Lines holding the string "OSOBISTE" are the ones to copy from this listing.
──────── Supplied data ────────
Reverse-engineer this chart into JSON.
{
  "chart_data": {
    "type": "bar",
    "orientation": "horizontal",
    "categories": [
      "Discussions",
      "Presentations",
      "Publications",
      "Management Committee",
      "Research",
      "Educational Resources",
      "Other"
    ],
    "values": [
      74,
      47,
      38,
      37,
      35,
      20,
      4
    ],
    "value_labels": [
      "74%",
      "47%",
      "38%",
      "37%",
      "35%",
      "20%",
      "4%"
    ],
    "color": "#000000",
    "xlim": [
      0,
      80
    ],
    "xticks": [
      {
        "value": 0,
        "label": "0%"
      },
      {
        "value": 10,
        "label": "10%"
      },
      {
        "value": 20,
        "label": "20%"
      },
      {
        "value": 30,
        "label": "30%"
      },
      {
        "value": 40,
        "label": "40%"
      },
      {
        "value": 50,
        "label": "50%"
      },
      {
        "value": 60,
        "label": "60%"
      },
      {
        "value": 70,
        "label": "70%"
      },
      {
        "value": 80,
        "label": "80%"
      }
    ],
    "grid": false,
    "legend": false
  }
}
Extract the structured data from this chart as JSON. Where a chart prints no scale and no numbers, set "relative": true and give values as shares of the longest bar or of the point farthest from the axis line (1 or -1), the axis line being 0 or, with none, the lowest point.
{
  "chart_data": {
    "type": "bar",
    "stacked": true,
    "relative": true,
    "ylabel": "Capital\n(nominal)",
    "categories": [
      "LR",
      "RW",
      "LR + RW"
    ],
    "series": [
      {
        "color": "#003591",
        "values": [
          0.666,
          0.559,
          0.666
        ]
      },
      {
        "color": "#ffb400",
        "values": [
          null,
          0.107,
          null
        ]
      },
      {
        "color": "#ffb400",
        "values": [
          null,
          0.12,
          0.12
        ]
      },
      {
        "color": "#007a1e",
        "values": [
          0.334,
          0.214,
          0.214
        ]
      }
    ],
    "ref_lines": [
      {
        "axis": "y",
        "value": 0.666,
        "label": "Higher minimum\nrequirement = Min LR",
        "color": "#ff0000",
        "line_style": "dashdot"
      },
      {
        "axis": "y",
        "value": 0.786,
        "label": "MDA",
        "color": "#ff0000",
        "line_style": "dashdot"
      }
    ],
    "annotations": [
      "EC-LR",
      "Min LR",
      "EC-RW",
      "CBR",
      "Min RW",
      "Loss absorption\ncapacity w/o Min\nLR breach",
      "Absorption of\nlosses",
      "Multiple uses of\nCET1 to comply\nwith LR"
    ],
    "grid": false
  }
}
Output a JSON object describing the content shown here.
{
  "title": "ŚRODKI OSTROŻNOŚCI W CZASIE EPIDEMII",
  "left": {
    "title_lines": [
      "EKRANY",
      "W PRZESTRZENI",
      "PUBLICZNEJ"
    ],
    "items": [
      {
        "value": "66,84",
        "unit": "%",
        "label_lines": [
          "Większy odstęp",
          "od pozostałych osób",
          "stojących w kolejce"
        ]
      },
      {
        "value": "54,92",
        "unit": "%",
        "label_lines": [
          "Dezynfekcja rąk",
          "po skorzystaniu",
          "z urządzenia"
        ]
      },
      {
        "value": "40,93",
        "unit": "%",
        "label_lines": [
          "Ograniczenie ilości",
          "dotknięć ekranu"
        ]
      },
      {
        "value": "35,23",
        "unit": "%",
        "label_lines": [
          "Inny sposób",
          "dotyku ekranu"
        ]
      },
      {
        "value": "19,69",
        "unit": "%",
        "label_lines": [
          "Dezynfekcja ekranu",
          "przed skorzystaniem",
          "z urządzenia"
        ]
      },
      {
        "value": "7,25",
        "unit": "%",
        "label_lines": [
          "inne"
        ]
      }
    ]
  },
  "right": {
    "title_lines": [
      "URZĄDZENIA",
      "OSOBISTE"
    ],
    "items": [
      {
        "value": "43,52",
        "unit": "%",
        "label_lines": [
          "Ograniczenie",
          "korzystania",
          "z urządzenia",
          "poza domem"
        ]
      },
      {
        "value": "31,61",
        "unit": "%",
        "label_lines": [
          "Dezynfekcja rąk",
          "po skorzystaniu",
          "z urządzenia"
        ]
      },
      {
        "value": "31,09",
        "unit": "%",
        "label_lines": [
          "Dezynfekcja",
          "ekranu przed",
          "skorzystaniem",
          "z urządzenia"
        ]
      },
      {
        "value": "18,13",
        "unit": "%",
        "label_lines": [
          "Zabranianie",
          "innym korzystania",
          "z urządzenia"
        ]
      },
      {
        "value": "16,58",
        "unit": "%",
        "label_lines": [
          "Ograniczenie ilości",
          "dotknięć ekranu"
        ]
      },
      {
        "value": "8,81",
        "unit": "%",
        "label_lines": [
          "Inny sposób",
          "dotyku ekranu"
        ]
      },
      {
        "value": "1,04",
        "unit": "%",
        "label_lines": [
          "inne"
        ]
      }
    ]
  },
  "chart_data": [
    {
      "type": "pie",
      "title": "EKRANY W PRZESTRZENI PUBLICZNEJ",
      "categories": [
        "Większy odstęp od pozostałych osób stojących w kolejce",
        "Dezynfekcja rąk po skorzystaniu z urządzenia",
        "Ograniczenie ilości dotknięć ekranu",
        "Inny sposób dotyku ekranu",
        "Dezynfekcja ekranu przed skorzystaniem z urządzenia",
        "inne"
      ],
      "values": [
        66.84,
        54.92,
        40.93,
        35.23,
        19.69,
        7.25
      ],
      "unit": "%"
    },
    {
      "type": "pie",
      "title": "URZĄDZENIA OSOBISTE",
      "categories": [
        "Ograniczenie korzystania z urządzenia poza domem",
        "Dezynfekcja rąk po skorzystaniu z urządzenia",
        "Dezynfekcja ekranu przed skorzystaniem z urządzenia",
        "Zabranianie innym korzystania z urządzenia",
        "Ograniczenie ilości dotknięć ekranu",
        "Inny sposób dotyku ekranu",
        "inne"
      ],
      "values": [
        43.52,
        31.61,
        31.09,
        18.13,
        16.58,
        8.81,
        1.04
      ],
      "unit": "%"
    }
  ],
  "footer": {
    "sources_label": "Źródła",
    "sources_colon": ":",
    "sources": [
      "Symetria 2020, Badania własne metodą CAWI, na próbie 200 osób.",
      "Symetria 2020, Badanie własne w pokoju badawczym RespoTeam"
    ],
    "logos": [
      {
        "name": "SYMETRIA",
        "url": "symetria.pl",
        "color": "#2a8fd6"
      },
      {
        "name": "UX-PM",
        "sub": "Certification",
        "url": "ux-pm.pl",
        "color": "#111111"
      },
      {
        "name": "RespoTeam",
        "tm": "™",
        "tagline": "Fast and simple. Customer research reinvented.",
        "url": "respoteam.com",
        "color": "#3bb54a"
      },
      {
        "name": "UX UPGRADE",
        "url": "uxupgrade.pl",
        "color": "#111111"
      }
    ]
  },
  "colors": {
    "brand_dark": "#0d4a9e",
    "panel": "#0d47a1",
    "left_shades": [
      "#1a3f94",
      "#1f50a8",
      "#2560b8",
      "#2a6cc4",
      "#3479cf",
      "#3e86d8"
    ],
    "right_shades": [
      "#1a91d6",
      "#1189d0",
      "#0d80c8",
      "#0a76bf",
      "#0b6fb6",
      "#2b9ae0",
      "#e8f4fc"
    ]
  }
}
────────
Correct output:
      "OSOBISTE"
      "title": "URZĄDZENIA OSOBISTE",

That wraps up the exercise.